#### [Data to process]
»»
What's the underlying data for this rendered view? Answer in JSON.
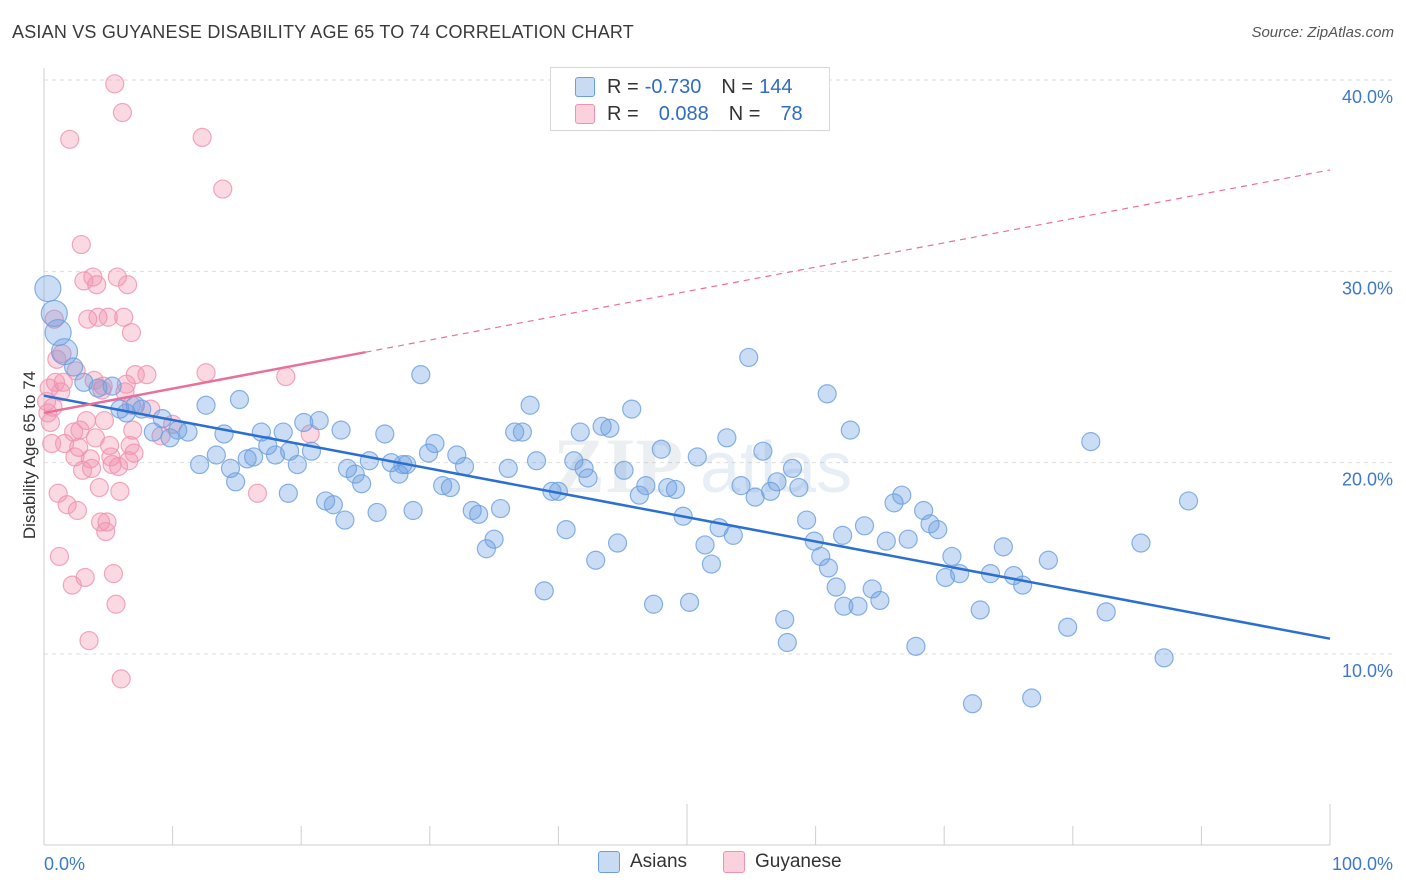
{
  "title": "ASIAN VS GUYANESE DISABILITY AGE 65 TO 74 CORRELATION CHART",
  "source": "Source: ZipAtlas.com",
  "watermark": {
    "zip": "ZIP",
    "atlas": "atlas"
  },
  "legend_top": {
    "rows": [
      {
        "r_label": "R =",
        "r_value": "-0.730",
        "n_label": "N =",
        "n_value": "144",
        "color": "#a9c8ee"
      },
      {
        "r_label": "R =",
        "r_value": "0.088",
        "n_label": "N =",
        "n_value": "78",
        "color": "#f7b8cb"
      }
    ]
  },
  "chart_data": {
    "type": "scatter",
    "title": "ASIAN VS GUYANESE DISABILITY AGE 65 TO 74 CORRELATION CHART",
    "ylabel": "Disability Age 65 to 74",
    "xlim": [
      0,
      100
    ],
    "ylim": [
      0,
      42
    ],
    "x_tick_labels": [
      "0.0%",
      "100.0%"
    ],
    "y_ticks": [
      10,
      20,
      30,
      40
    ],
    "y_tick_labels": [
      "10.0%",
      "20.0%",
      "30.0%",
      "40.0%"
    ],
    "grid": true,
    "legend_position": "bottom",
    "colors": {
      "asians": "#6a9fe0",
      "guyanese": "#f091ae",
      "asians_line": "#2a6fd1",
      "guyanese_line": "#e8709a"
    },
    "series": [
      {
        "name": "Asians",
        "trend": {
          "x0": 0,
          "y0": 23.5,
          "x1": 100,
          "y1": 10.8,
          "style": "solid"
        },
        "points": [
          [
            0.3,
            29.1
          ],
          [
            0.8,
            27.8
          ],
          [
            1.1,
            26.8
          ],
          [
            1.6,
            25.8
          ],
          [
            2.3,
            25.0
          ],
          [
            3.1,
            24.2
          ],
          [
            4.2,
            23.9
          ],
          [
            5.3,
            24.0
          ],
          [
            5.9,
            22.8
          ],
          [
            6.4,
            22.6
          ],
          [
            7.1,
            23.0
          ],
          [
            7.6,
            22.8
          ],
          [
            8.5,
            21.6
          ],
          [
            9.2,
            22.3
          ],
          [
            9.8,
            21.3
          ],
          [
            10.4,
            21.7
          ],
          [
            11.2,
            21.6
          ],
          [
            12.1,
            19.9
          ],
          [
            12.6,
            23.0
          ],
          [
            13.4,
            20.4
          ],
          [
            14.0,
            21.5
          ],
          [
            14.5,
            19.7
          ],
          [
            15.2,
            23.3
          ],
          [
            15.8,
            20.2
          ],
          [
            16.3,
            20.3
          ],
          [
            16.9,
            21.6
          ],
          [
            17.4,
            20.9
          ],
          [
            18.0,
            20.4
          ],
          [
            18.6,
            21.6
          ],
          [
            19.1,
            20.6
          ],
          [
            19.7,
            19.9
          ],
          [
            20.2,
            22.1
          ],
          [
            20.8,
            20.6
          ],
          [
            21.4,
            22.2
          ],
          [
            21.9,
            18.0
          ],
          [
            22.5,
            17.8
          ],
          [
            23.1,
            21.7
          ],
          [
            23.6,
            19.7
          ],
          [
            24.2,
            19.4
          ],
          [
            24.7,
            18.9
          ],
          [
            25.3,
            20.1
          ],
          [
            25.9,
            17.4
          ],
          [
            26.5,
            21.5
          ],
          [
            27.0,
            20.0
          ],
          [
            27.6,
            19.4
          ],
          [
            28.2,
            19.9
          ],
          [
            28.7,
            17.5
          ],
          [
            29.3,
            24.6
          ],
          [
            29.9,
            20.5
          ],
          [
            30.4,
            21.0
          ],
          [
            31.0,
            18.8
          ],
          [
            31.6,
            18.7
          ],
          [
            32.1,
            20.4
          ],
          [
            32.7,
            19.8
          ],
          [
            33.3,
            17.5
          ],
          [
            33.8,
            17.3
          ],
          [
            34.4,
            15.5
          ],
          [
            35.0,
            16.0
          ],
          [
            35.5,
            17.6
          ],
          [
            36.1,
            19.7
          ],
          [
            36.6,
            21.6
          ],
          [
            37.2,
            21.6
          ],
          [
            37.8,
            23.0
          ],
          [
            38.3,
            20.1
          ],
          [
            38.9,
            13.3
          ],
          [
            39.5,
            18.5
          ],
          [
            40.0,
            18.5
          ],
          [
            40.6,
            16.5
          ],
          [
            41.2,
            20.1
          ],
          [
            41.7,
            21.6
          ],
          [
            42.3,
            19.2
          ],
          [
            42.9,
            14.9
          ],
          [
            43.4,
            21.9
          ],
          [
            44.0,
            21.8
          ],
          [
            44.6,
            15.8
          ],
          [
            45.1,
            19.6
          ],
          [
            45.7,
            22.8
          ],
          [
            46.3,
            18.3
          ],
          [
            46.8,
            18.8
          ],
          [
            47.4,
            12.6
          ],
          [
            48.0,
            20.7
          ],
          [
            48.5,
            18.7
          ],
          [
            49.1,
            18.6
          ],
          [
            49.7,
            17.2
          ],
          [
            50.2,
            12.7
          ],
          [
            50.8,
            20.3
          ],
          [
            51.4,
            15.7
          ],
          [
            51.9,
            14.7
          ],
          [
            52.5,
            16.6
          ],
          [
            53.1,
            21.3
          ],
          [
            53.6,
            16.2
          ],
          [
            54.2,
            18.8
          ],
          [
            54.8,
            25.5
          ],
          [
            55.3,
            18.2
          ],
          [
            55.9,
            20.6
          ],
          [
            56.5,
            18.5
          ],
          [
            57.0,
            19.0
          ],
          [
            57.6,
            11.8
          ],
          [
            58.2,
            19.7
          ],
          [
            58.7,
            18.7
          ],
          [
            59.3,
            17.0
          ],
          [
            59.9,
            15.9
          ],
          [
            60.4,
            15.1
          ],
          [
            61.0,
            14.5
          ],
          [
            61.6,
            13.5
          ],
          [
            62.1,
            16.2
          ],
          [
            62.7,
            21.7
          ],
          [
            63.3,
            12.5
          ],
          [
            63.8,
            16.7
          ],
          [
            64.4,
            13.4
          ],
          [
            65.0,
            12.8
          ],
          [
            65.5,
            15.9
          ],
          [
            66.1,
            17.9
          ],
          [
            66.7,
            18.3
          ],
          [
            67.2,
            16.0
          ],
          [
            67.8,
            10.4
          ],
          [
            68.4,
            17.5
          ],
          [
            68.9,
            16.8
          ],
          [
            69.5,
            16.5
          ],
          [
            70.1,
            14.0
          ],
          [
            70.6,
            15.1
          ],
          [
            71.2,
            14.2
          ],
          [
            72.2,
            7.4
          ],
          [
            72.8,
            12.3
          ],
          [
            73.6,
            14.2
          ],
          [
            74.6,
            15.6
          ],
          [
            75.4,
            14.1
          ],
          [
            76.1,
            13.6
          ],
          [
            76.8,
            7.7
          ],
          [
            78.1,
            14.9
          ],
          [
            79.6,
            11.4
          ],
          [
            81.4,
            21.1
          ],
          [
            82.6,
            12.2
          ],
          [
            85.3,
            15.8
          ],
          [
            87.1,
            9.8
          ],
          [
            89.0,
            18.0
          ],
          [
            60.9,
            23.6
          ],
          [
            62.2,
            12.5
          ],
          [
            57.8,
            10.6
          ],
          [
            42.0,
            19.7
          ],
          [
            27.9,
            19.9
          ],
          [
            23.4,
            17.0
          ],
          [
            19.0,
            18.4
          ],
          [
            14.9,
            19.0
          ]
        ]
      },
      {
        "name": "Guyanese",
        "trend": {
          "x0": 0,
          "y0": 22.6,
          "x1": 100,
          "y1": 35.3,
          "solid_until_x": 25,
          "style": "solid-then-dashed"
        },
        "points": [
          [
            0.2,
            23.2
          ],
          [
            0.3,
            22.6
          ],
          [
            0.4,
            23.9
          ],
          [
            0.5,
            22.1
          ],
          [
            0.6,
            21.0
          ],
          [
            0.7,
            22.9
          ],
          [
            0.8,
            27.5
          ],
          [
            0.9,
            24.2
          ],
          [
            1.0,
            25.4
          ],
          [
            1.1,
            18.4
          ],
          [
            1.2,
            15.1
          ],
          [
            1.3,
            23.7
          ],
          [
            1.4,
            25.7
          ],
          [
            1.5,
            24.2
          ],
          [
            1.6,
            21.0
          ],
          [
            1.8,
            17.8
          ],
          [
            2.0,
            36.9
          ],
          [
            2.2,
            13.6
          ],
          [
            2.3,
            21.6
          ],
          [
            2.4,
            20.3
          ],
          [
            2.5,
            24.8
          ],
          [
            2.6,
            17.5
          ],
          [
            2.7,
            20.8
          ],
          [
            2.8,
            21.7
          ],
          [
            2.9,
            31.4
          ],
          [
            3.0,
            19.6
          ],
          [
            3.1,
            29.5
          ],
          [
            3.2,
            14.0
          ],
          [
            3.3,
            22.2
          ],
          [
            3.4,
            27.5
          ],
          [
            3.5,
            10.7
          ],
          [
            3.6,
            20.2
          ],
          [
            3.7,
            19.7
          ],
          [
            3.8,
            29.7
          ],
          [
            3.9,
            24.3
          ],
          [
            4.0,
            21.3
          ],
          [
            4.1,
            29.3
          ],
          [
            4.2,
            27.6
          ],
          [
            4.3,
            18.7
          ],
          [
            4.4,
            16.9
          ],
          [
            4.5,
            23.8
          ],
          [
            4.6,
            24.0
          ],
          [
            4.7,
            22.2
          ],
          [
            4.8,
            16.4
          ],
          [
            4.9,
            16.9
          ],
          [
            5.0,
            27.6
          ],
          [
            5.1,
            20.9
          ],
          [
            5.2,
            20.3
          ],
          [
            5.3,
            19.9
          ],
          [
            5.4,
            14.2
          ],
          [
            5.5,
            39.8
          ],
          [
            5.6,
            12.6
          ],
          [
            5.7,
            29.7
          ],
          [
            5.8,
            19.8
          ],
          [
            5.9,
            18.5
          ],
          [
            6.0,
            8.7
          ],
          [
            6.1,
            38.3
          ],
          [
            6.2,
            27.6
          ],
          [
            6.3,
            23.7
          ],
          [
            6.4,
            24.1
          ],
          [
            6.5,
            29.3
          ],
          [
            6.6,
            20.1
          ],
          [
            6.7,
            20.9
          ],
          [
            6.8,
            23.0
          ],
          [
            6.9,
            21.7
          ],
          [
            7.0,
            20.5
          ],
          [
            7.1,
            24.6
          ],
          [
            8.0,
            24.6
          ],
          [
            8.3,
            22.8
          ],
          [
            9.1,
            21.4
          ],
          [
            10.0,
            22.0
          ],
          [
            12.3,
            37.0
          ],
          [
            12.6,
            24.7
          ],
          [
            13.9,
            34.3
          ],
          [
            16.6,
            18.4
          ],
          [
            18.8,
            24.5
          ],
          [
            20.7,
            21.5
          ],
          [
            6.8,
            26.8
          ]
        ]
      }
    ]
  },
  "bottom_legend": [
    {
      "label": "Asians",
      "color": "#a9c8ee"
    },
    {
      "label": "Guyanese",
      "color": "#f7b8cb"
    }
  ]
}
««
Return every line holding the word "style" from the records.

          "style": "solid"
          "style": "solid-then-dashed"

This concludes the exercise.